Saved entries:
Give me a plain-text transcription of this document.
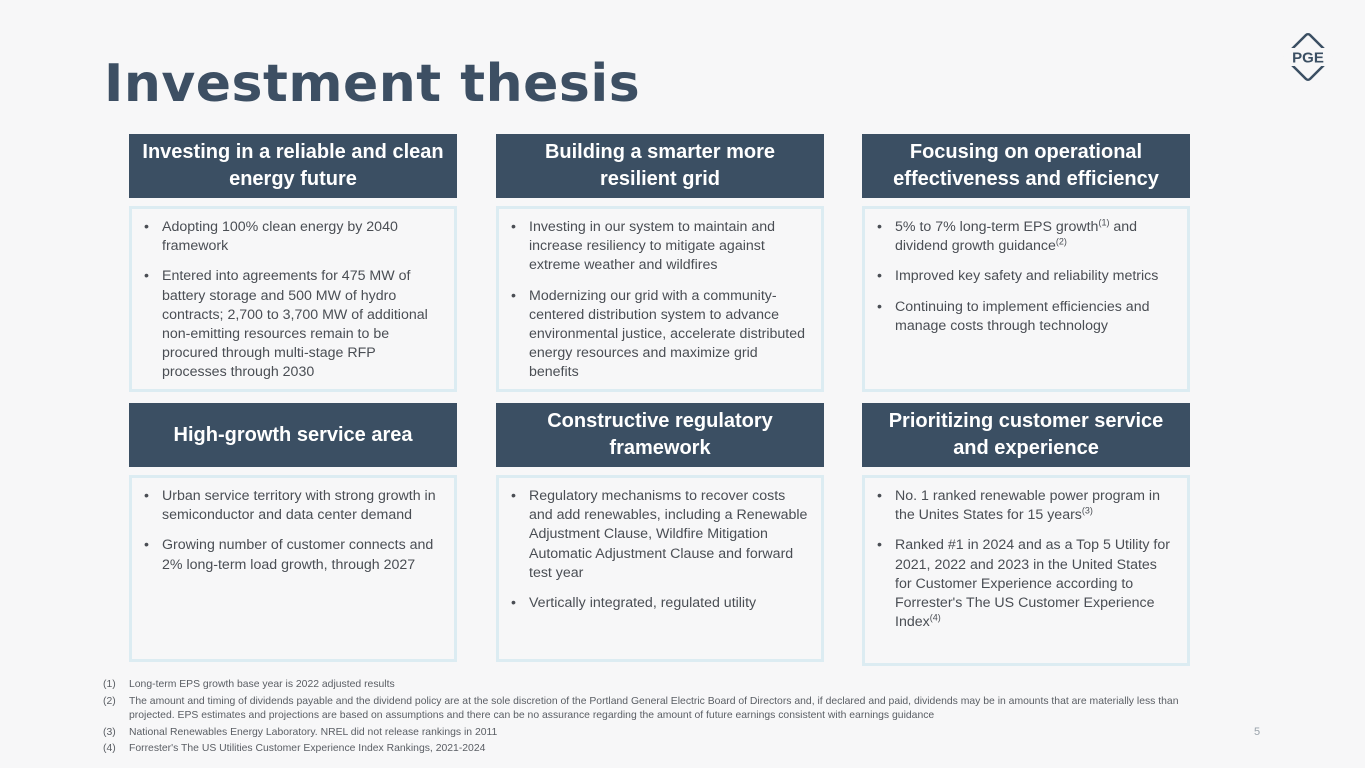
Investment thesis	PGE
Investing in a reliable and clean energy future
• Adopting 100% clean energy by 2040 framework
• Entered into agreements for 475 MW of battery storage and 500 MW of hydro contracts; 2,700 to 3,700 MW of additional non-emitting resources remain to be procured through multi-stage RFP processes through 2030
Building a smarter more resilient grid
• Investing in our system to maintain and increase resiliency to mitigate against extreme weather and wildfires
• Modernizing our grid with a community-centered distribution system to advance environmental justice, accelerate distributed energy resources and maximize grid benefits
Focusing on operational effectiveness and efficiency
• 5% to 7% long-term EPS growth$^{(1)}$ and dividend growth guidance$^{(2)}$
• Improved key safety and reliability metrics
• Continuing to implement efficiencies and manage costs through technology
High-growth service area
• Urban service territory with strong growth in semiconductor and data center demand
• Growing number of customer connects and 2% long-term load growth, through 2027
Constructive regulatory framework
• Regulatory mechanisms to recover costs and add renewables, including a Renewable Adjustment Clause, Wildfire Mitigation Automatic Adjustment Clause and forward test year
• Vertically integrated, regulated utility
Prioritizing customer service and experience
• No. 1 ranked renewable power program in the Unites States for 15 years$^{(3)}$
• Ranked #1 in 2024 and as a Top 5 Utility for 2021, 2022 and 2023 in the United States for Customer Experience according to Forrester's The US Customer Experience Index$^{(4)}$
(1)	Long-term EPS growth base year is 2022 adjusted results
(2)	The amount and timing of dividends payable and the dividend policy are at the sole discretion of the Portland General Electric Board of Directors and, if declared and paid, dividends may be in amounts that are materially less than projected. EPS estimates and projections are based on assumptions and there can be no assurance regarding the amount of future earnings consistent with earnings guidance
(3)	National Renewables Energy Laboratory. NREL did not release rankings in 2011
(4)	Forrester's The US Utilities Customer Experience Index Rankings, 2021-2024
5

• WRITTEN EXERCISE: Can you restate all the records above word for word while dropping the pictures?

• FINAL ANSWER:
Give me a plain-text transcription of this document.
Investment thesis	PGE
Investing in a reliable and clean energy future
• Adopting 100% clean energy by 2040 framework
• Entered into agreements for 475 MW of battery storage and 500 MW of hydro contracts; 2,700 to 3,700 MW of additional non-emitting resources remain to be procured through multi-stage RFP processes through 2030
Building a smarter more resilient grid
• Investing in our system to maintain and increase resiliency to mitigate against extreme weather and wildfires
• Modernizing our grid with a community-centered distribution system to advance environmental justice, accelerate distributed energy resources and maximize grid benefits
Focusing on operational effectiveness and efficiency
• 5% to 7% long-term EPS growth$^{(1)}$ and dividend growth guidance$^{(2)}$
• Improved key safety and reliability metrics
• Continuing to implement efficiencies and manage costs through technology
High-growth service area
• Urban service territory with strong growth in semiconductor and data center demand
• Growing number of customer connects and 2% long-term load growth, through 2027
Constructive regulatory framework
• Regulatory mechanisms to recover costs and add renewables, including a Renewable Adjustment Clause, Wildfire Mitigation Automatic Adjustment Clause and forward test year
• Vertically integrated, regulated utility
Prioritizing customer service and experience
• No. 1 ranked renewable power program in the Unites States for 15 years$^{(3)}$
• Ranked #1 in 2024 and as a Top 5 Utility for 2021, 2022 and 2023 in the United States for Customer Experience according to Forrester's The US Customer Experience Index$^{(4)}$
(1)	Long-term EPS growth base year is 2022 adjusted results
(2)	The amount and timing of dividends payable and the dividend policy are at the sole discretion of the Portland General Electric Board of Directors and, if declared and paid, dividends may be in amounts that are materially less than projected. EPS estimates and projections are based on assumptions and there can be no assurance regarding the amount of future earnings consistent with earnings guidance
(3)	National Renewables Energy Laboratory. NREL did not release rankings in 2011
(4)	Forrester's The US Utilities Customer Experience Index Rankings, 2021-2024
5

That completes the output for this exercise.